-- Start --
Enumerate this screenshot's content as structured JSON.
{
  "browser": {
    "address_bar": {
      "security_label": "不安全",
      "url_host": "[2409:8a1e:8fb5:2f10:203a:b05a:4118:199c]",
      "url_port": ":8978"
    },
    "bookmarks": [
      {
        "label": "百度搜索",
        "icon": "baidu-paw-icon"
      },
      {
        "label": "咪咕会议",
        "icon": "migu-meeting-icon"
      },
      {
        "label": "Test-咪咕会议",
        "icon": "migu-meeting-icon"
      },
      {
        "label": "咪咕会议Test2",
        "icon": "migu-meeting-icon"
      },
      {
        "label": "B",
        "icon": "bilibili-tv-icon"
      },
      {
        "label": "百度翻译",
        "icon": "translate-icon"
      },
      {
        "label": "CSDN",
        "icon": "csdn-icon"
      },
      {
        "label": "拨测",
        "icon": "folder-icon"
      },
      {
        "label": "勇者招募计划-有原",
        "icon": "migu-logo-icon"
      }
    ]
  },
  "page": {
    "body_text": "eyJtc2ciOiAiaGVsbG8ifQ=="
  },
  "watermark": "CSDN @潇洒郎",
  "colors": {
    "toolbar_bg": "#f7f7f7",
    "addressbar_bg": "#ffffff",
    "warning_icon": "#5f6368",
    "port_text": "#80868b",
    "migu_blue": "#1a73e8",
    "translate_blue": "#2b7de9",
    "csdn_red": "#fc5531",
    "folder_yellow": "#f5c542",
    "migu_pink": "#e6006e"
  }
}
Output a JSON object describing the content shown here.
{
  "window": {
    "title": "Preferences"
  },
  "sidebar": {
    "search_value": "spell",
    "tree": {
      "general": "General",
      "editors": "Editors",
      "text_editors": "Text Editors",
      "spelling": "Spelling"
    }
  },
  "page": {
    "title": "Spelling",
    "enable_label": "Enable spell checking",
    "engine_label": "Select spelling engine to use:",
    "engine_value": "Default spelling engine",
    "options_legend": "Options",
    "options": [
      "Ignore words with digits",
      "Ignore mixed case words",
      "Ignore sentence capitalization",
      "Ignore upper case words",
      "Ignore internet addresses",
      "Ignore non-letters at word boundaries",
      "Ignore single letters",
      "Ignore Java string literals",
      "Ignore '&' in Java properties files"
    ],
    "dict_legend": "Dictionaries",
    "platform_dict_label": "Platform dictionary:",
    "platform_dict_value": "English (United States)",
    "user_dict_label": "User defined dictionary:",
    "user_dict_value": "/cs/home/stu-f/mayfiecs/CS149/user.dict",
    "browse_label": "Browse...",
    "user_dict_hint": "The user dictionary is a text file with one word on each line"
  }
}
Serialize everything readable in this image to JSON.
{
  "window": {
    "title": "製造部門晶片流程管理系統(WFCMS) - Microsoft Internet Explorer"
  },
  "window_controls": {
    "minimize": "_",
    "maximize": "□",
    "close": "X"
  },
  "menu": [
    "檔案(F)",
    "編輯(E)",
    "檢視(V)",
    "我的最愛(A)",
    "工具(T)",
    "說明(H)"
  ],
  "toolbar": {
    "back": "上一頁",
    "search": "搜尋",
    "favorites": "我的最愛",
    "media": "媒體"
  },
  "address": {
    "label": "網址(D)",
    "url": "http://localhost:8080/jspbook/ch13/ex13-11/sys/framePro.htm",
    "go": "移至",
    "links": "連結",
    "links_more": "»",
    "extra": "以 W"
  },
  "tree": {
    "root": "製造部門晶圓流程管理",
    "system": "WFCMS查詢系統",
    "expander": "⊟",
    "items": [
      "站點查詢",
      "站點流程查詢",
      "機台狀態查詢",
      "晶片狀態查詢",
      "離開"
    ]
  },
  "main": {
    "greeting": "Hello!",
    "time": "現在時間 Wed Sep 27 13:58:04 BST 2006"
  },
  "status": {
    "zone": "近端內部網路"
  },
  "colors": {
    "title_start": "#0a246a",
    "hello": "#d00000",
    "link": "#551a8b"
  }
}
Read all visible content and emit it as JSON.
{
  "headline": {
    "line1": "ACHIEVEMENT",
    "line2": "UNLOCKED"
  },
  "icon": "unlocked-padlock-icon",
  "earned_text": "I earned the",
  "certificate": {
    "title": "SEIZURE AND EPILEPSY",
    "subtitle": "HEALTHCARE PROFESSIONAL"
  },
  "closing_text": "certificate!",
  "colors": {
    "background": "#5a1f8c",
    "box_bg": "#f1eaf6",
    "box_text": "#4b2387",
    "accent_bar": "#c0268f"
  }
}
-- End --
WHAT THE TASK ASKS: Track down every line of the material containing the string "case", and copy it.

RESULT FOR THIS EXERCISE:
      "Ignore mixed case words",
      "Ignore upper case words",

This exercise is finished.